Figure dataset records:
+-------+
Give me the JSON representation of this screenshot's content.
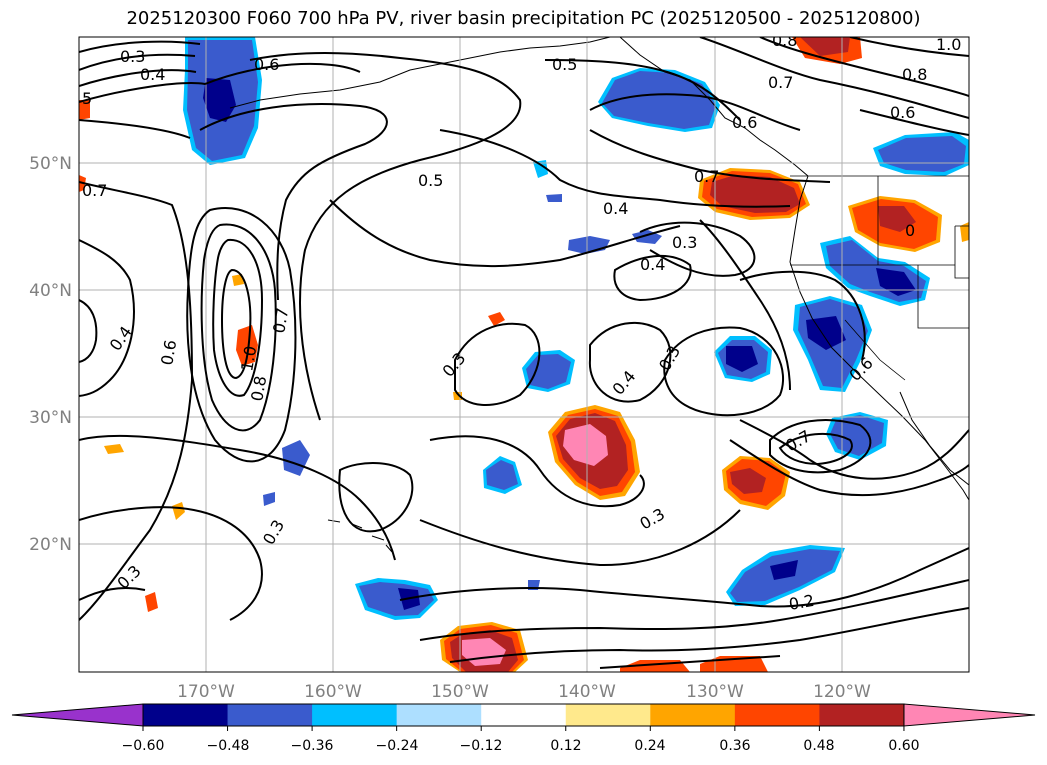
{
  "title": "2025120300 F060 700 hPa PV, river basin precipitation PC (2025120500 - 2025120800)",
  "map": {
    "lon_labels": [
      "170°W",
      "160°W",
      "150°W",
      "140°W",
      "130°W",
      "120°W"
    ],
    "lat_labels": [
      "50°N",
      "40°N",
      "30°N",
      "20°N"
    ]
  },
  "contours": {
    "label_values": [
      "0.3",
      "0.4",
      "0.5",
      "0.6",
      "0.7",
      "0.8",
      "1.0",
      "0.2"
    ]
  },
  "colorbar": {
    "labels": [
      "−0.60",
      "−0.48",
      "−0.36",
      "−0.24",
      "−0.12",
      "0.12",
      "0.24",
      "0.36",
      "0.48",
      "0.60"
    ],
    "colors": [
      "#9932CC",
      "#00008B",
      "#3A5BCD",
      "#00BFFF",
      "#ADDFFF",
      "#FFFFFF",
      "#FFE98C",
      "#FFA500",
      "#FF4500",
      "#B22222",
      "#FF86B4"
    ]
  }
}
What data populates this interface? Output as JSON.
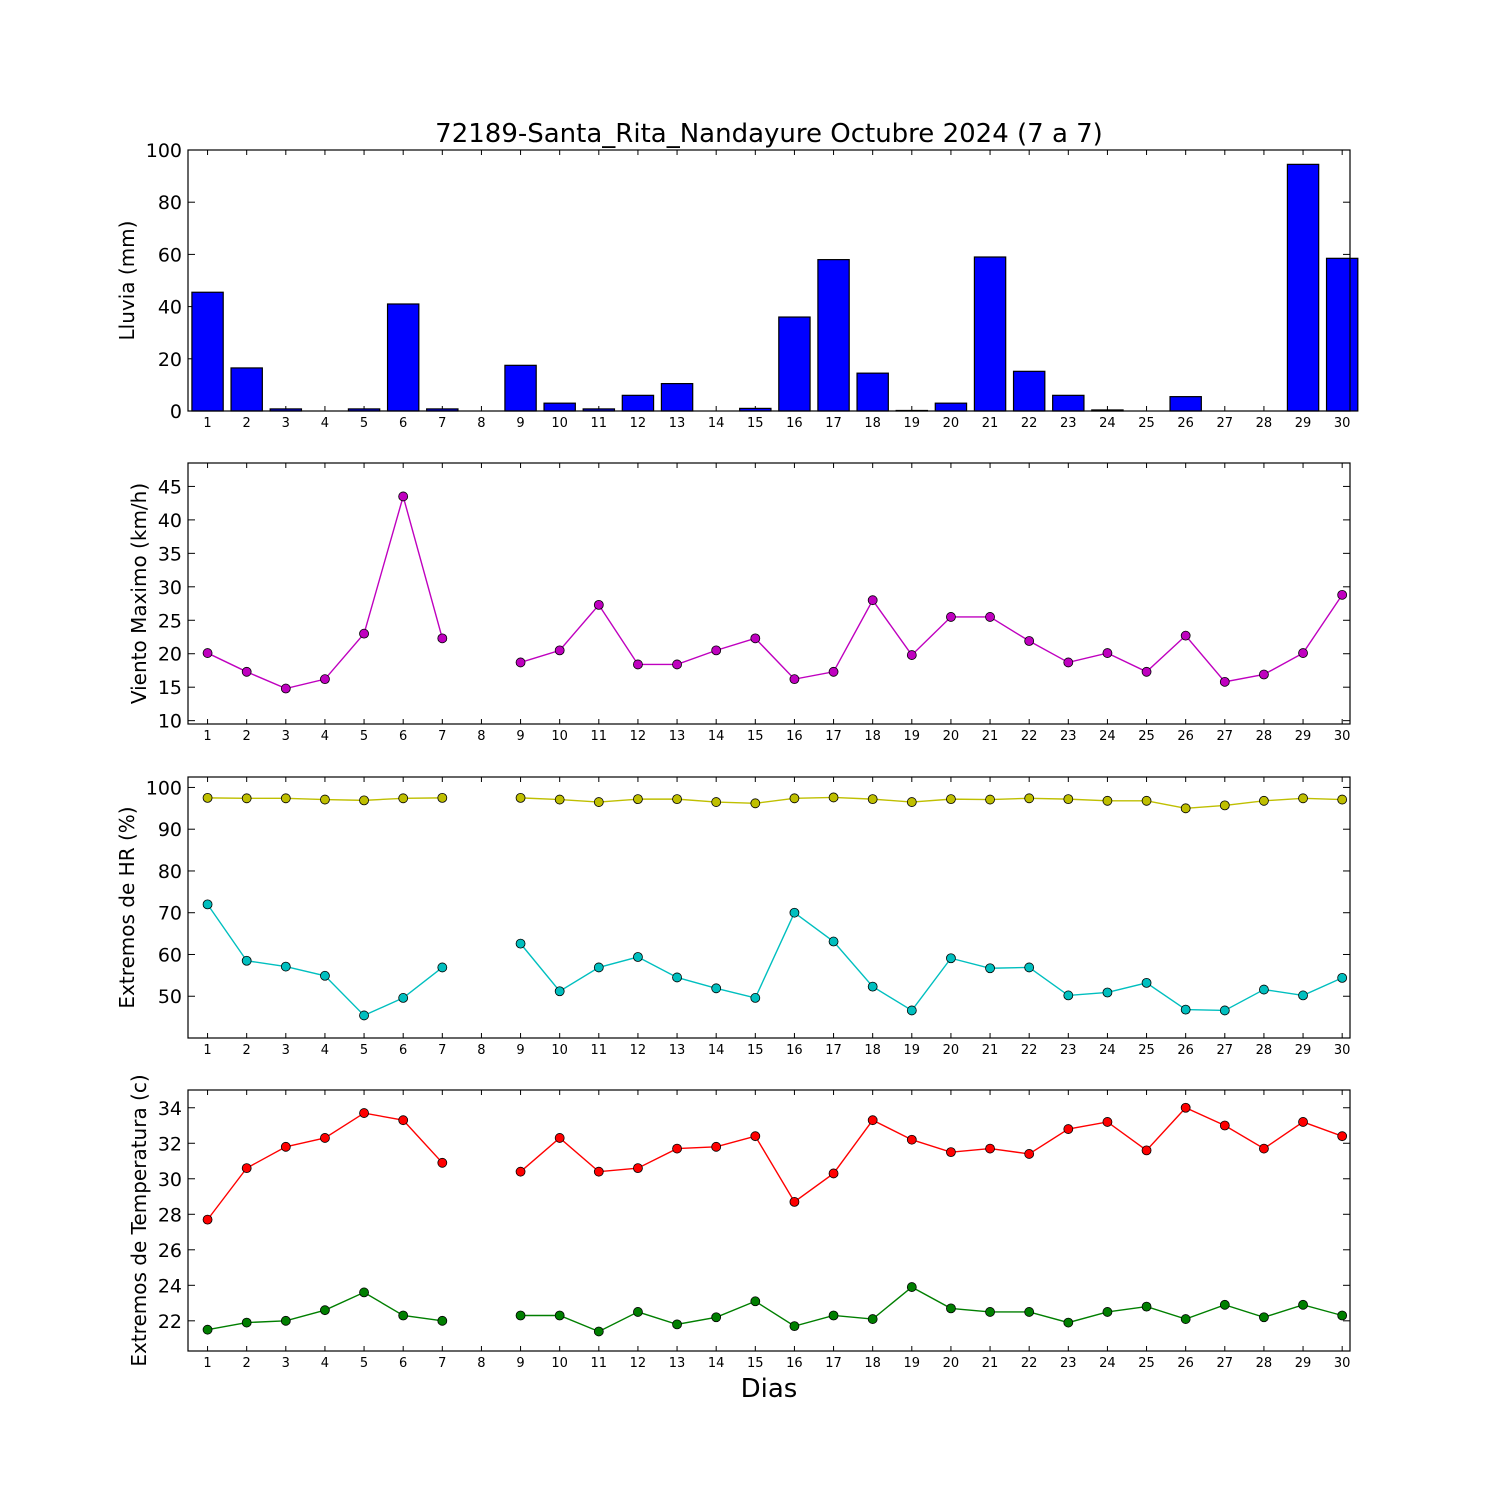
{
  "title": "72189-Santa_Rita_Nandayure Octubre 2024  (7 a 7)",
  "xlabel": "Dias",
  "colors": {
    "rain": "#0000ff",
    "wind": "#bf00bf",
    "hr_max": "#bfbf00",
    "hr_min": "#00bfbf",
    "temp_max": "#ff0000",
    "temp_min": "#007f00"
  },
  "chart_data": [
    {
      "type": "bar",
      "ylabel": "Lluvia (mm)",
      "categories": [
        "1",
        "2",
        "3",
        "4",
        "5",
        "6",
        "7",
        "8",
        "9",
        "10",
        "11",
        "12",
        "13",
        "14",
        "15",
        "16",
        "17",
        "18",
        "19",
        "20",
        "21",
        "22",
        "23",
        "24",
        "25",
        "26",
        "27",
        "28",
        "29",
        "30"
      ],
      "values": [
        45.5,
        16.5,
        0.8,
        0,
        0.8,
        41,
        0.8,
        null,
        17.5,
        3,
        0.8,
        6,
        10.5,
        0,
        1,
        36,
        58,
        14.5,
        0.2,
        3,
        59,
        15.2,
        6,
        0.4,
        0,
        5.5,
        0,
        0,
        94.5,
        58.5
      ],
      "ylim": [
        0,
        100
      ],
      "yticks": [
        0,
        20,
        40,
        60,
        80,
        100
      ]
    },
    {
      "type": "line",
      "ylabel": "Viento Maximo (km/h)",
      "categories": [
        "1",
        "2",
        "3",
        "4",
        "5",
        "6",
        "7",
        "8",
        "9",
        "10",
        "11",
        "12",
        "13",
        "14",
        "15",
        "16",
        "17",
        "18",
        "19",
        "20",
        "21",
        "22",
        "23",
        "24",
        "25",
        "26",
        "27",
        "28",
        "29",
        "30"
      ],
      "series": [
        {
          "values": [
            20.1,
            17.3,
            14.8,
            16.2,
            23.0,
            43.5,
            22.3,
            null,
            18.7,
            20.5,
            27.3,
            18.4,
            18.4,
            20.5,
            22.3,
            16.2,
            17.3,
            28.0,
            19.8,
            25.5,
            25.5,
            21.9,
            18.7,
            20.1,
            17.3,
            22.7,
            15.8,
            16.9,
            20.1,
            28.8
          ]
        }
      ],
      "ylim": [
        9.5,
        48.5
      ],
      "yticks": [
        10,
        15,
        20,
        25,
        30,
        35,
        40,
        45
      ]
    },
    {
      "type": "line",
      "ylabel": "Extremos de HR (%)",
      "categories": [
        "1",
        "2",
        "3",
        "4",
        "5",
        "6",
        "7",
        "8",
        "9",
        "10",
        "11",
        "12",
        "13",
        "14",
        "15",
        "16",
        "17",
        "18",
        "19",
        "20",
        "21",
        "22",
        "23",
        "24",
        "25",
        "26",
        "27",
        "28",
        "29",
        "30"
      ],
      "series": [
        {
          "values": [
            97.5,
            97.4,
            97.4,
            97.1,
            96.9,
            97.4,
            97.5,
            null,
            97.5,
            97.1,
            96.5,
            97.2,
            97.2,
            96.5,
            96.2,
            97.4,
            97.6,
            97.2,
            96.5,
            97.2,
            97.1,
            97.4,
            97.2,
            96.8,
            96.8,
            95.0,
            95.7,
            96.8,
            97.4,
            97.1
          ]
        },
        {
          "values": [
            72.0,
            58.5,
            57.1,
            54.9,
            45.4,
            49.6,
            56.9,
            null,
            62.6,
            51.2,
            56.9,
            59.4,
            54.5,
            51.9,
            49.6,
            70.0,
            63.1,
            52.3,
            46.6,
            59.1,
            56.7,
            56.9,
            50.2,
            50.9,
            53.2,
            46.8,
            46.6,
            51.6,
            50.2,
            54.4
          ]
        }
      ],
      "ylim": [
        40,
        102.5
      ],
      "yticks": [
        50,
        60,
        70,
        80,
        90,
        100
      ]
    },
    {
      "type": "line",
      "ylabel": "Extremos de Temperatura (c)",
      "categories": [
        "1",
        "2",
        "3",
        "4",
        "5",
        "6",
        "7",
        "8",
        "9",
        "10",
        "11",
        "12",
        "13",
        "14",
        "15",
        "16",
        "17",
        "18",
        "19",
        "20",
        "21",
        "22",
        "23",
        "24",
        "25",
        "26",
        "27",
        "28",
        "29",
        "30"
      ],
      "series": [
        {
          "values": [
            27.7,
            30.6,
            31.8,
            32.3,
            33.7,
            33.3,
            30.9,
            null,
            30.4,
            32.3,
            30.4,
            30.6,
            31.7,
            31.8,
            32.4,
            28.7,
            30.3,
            33.3,
            32.2,
            31.5,
            31.7,
            31.4,
            32.8,
            33.2,
            31.6,
            34.0,
            33.0,
            31.7,
            33.2,
            32.4
          ]
        },
        {
          "values": [
            21.5,
            21.9,
            22.0,
            22.6,
            23.6,
            22.3,
            22.0,
            null,
            22.3,
            22.3,
            21.4,
            22.5,
            21.8,
            22.2,
            23.1,
            21.7,
            22.3,
            22.1,
            23.9,
            22.7,
            22.5,
            22.5,
            21.9,
            22.5,
            22.8,
            22.1,
            22.9,
            22.2,
            22.9,
            22.3
          ]
        }
      ],
      "ylim": [
        20.3,
        35
      ],
      "yticks": [
        22,
        24,
        26,
        28,
        30,
        32,
        34
      ]
    }
  ]
}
+-------+
WHAT NEEDS TO BE DONE: Search the data for the word "title" and copy each line where it appears.

REPLY:
  "title": "2025120300 F060 700 hPa PV, river basin precipitation PC (2025120500 - 2025120800)",
  "title": "72189-Santa_Rita_Nandayure Octubre 2024  (7 a 7)",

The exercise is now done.